[Data entries]

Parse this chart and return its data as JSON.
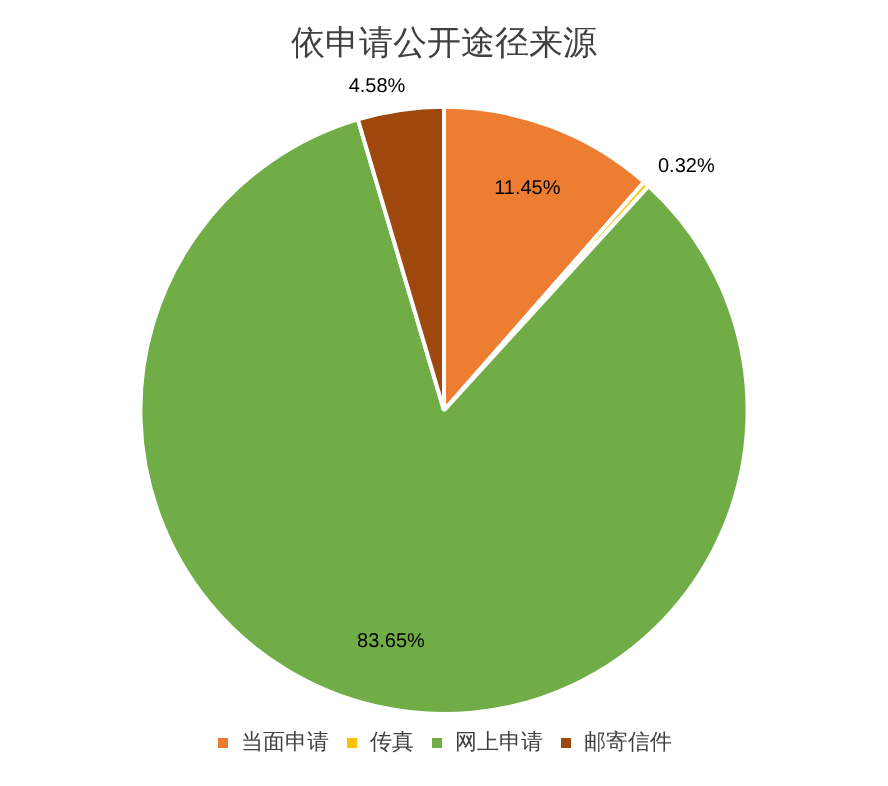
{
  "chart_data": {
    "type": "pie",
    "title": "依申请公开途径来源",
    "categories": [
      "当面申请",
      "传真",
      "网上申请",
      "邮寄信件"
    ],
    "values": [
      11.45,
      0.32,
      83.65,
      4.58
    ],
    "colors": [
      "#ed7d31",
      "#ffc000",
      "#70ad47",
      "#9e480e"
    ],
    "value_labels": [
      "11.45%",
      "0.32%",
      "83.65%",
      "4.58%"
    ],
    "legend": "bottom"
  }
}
...
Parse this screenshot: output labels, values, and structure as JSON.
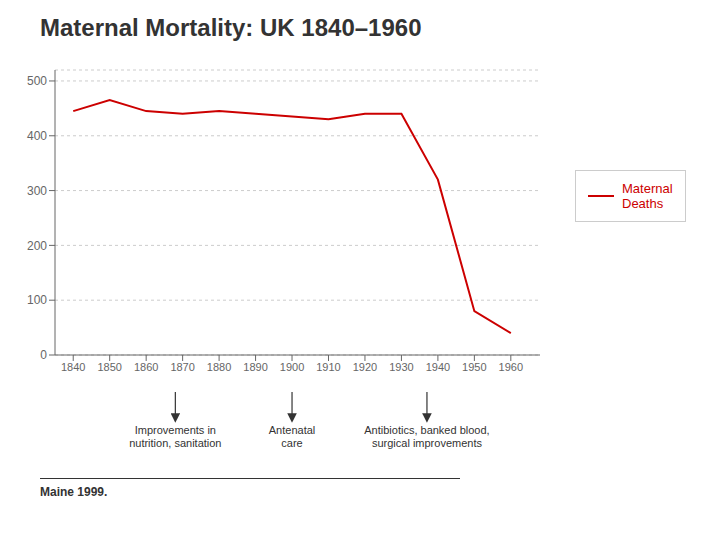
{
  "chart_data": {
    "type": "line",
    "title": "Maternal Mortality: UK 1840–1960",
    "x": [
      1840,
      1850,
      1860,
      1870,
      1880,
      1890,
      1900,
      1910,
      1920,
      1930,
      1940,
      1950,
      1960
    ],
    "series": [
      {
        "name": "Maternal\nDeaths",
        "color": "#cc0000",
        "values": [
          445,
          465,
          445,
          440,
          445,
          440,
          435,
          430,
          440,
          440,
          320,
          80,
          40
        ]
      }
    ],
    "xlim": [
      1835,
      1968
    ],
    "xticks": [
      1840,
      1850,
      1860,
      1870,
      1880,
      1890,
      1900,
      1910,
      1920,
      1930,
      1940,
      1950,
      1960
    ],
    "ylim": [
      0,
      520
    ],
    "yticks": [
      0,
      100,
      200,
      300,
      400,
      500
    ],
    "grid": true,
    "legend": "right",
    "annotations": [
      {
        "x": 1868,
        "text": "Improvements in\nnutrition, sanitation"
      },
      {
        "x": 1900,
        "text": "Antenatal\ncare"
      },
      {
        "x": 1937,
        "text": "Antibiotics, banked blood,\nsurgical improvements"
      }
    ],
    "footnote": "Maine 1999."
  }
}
---
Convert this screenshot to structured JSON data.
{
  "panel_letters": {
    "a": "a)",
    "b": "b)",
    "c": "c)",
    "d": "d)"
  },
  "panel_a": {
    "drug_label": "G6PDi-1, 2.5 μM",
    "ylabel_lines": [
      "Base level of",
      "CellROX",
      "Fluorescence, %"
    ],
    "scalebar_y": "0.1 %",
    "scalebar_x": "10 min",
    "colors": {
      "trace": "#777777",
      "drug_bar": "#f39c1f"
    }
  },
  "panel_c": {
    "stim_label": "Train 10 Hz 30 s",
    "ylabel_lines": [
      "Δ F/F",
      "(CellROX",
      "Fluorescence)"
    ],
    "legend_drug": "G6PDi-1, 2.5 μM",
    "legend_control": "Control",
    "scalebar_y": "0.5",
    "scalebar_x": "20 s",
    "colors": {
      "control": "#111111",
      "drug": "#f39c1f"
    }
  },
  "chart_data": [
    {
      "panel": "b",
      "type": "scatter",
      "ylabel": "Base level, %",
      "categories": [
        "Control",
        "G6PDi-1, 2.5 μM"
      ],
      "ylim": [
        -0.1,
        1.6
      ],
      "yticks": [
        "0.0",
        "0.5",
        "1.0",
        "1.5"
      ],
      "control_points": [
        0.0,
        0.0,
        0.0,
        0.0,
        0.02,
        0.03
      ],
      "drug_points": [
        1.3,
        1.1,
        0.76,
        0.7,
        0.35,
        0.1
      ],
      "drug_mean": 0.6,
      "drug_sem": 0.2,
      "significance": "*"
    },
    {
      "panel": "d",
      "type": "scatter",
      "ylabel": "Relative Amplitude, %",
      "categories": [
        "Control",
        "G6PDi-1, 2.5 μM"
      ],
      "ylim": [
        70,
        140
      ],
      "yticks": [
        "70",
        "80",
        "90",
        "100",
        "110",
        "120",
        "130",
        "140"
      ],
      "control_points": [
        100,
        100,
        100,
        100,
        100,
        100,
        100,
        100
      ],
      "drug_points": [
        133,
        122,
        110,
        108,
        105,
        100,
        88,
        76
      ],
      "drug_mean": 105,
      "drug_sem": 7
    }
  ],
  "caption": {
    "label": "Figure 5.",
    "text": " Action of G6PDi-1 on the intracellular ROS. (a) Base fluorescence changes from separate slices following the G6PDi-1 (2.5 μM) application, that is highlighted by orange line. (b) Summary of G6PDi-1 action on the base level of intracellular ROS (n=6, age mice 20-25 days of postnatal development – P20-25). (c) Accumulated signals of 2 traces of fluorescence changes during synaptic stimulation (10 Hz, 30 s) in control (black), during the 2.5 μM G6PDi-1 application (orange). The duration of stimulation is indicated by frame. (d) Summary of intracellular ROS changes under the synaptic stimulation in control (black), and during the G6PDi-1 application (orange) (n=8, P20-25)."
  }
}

Problem statement
Isolate the lines above that contain the word "Base" and copy them.

Response below
      "Base level of",
      "ylabel": "Base level, %",
    "text": " Action of G6PDi-1 on the intracellular ROS. (a) Base fluorescence changes from separate slices following the G6PDi-1 (2.5 μM) application, that is highlighted by orange line. (b) Summary of G6PDi-1 action on the base level of intracellular ROS (n=6, age mice 20-25 days of postnatal development – P20-25). (c) Accumulated signals of 2 traces of fluorescence changes during synaptic stimulation (10 Hz, 30 s) in control (black), during the 2.5 μM G6PDi-1 application (orange). The duration of stimulation is indicated by frame. (d) Summary of intracellular ROS changes under the synaptic stimulation in control (black), and during the G6PDi-1 application (orange) (n=8, P20-25)."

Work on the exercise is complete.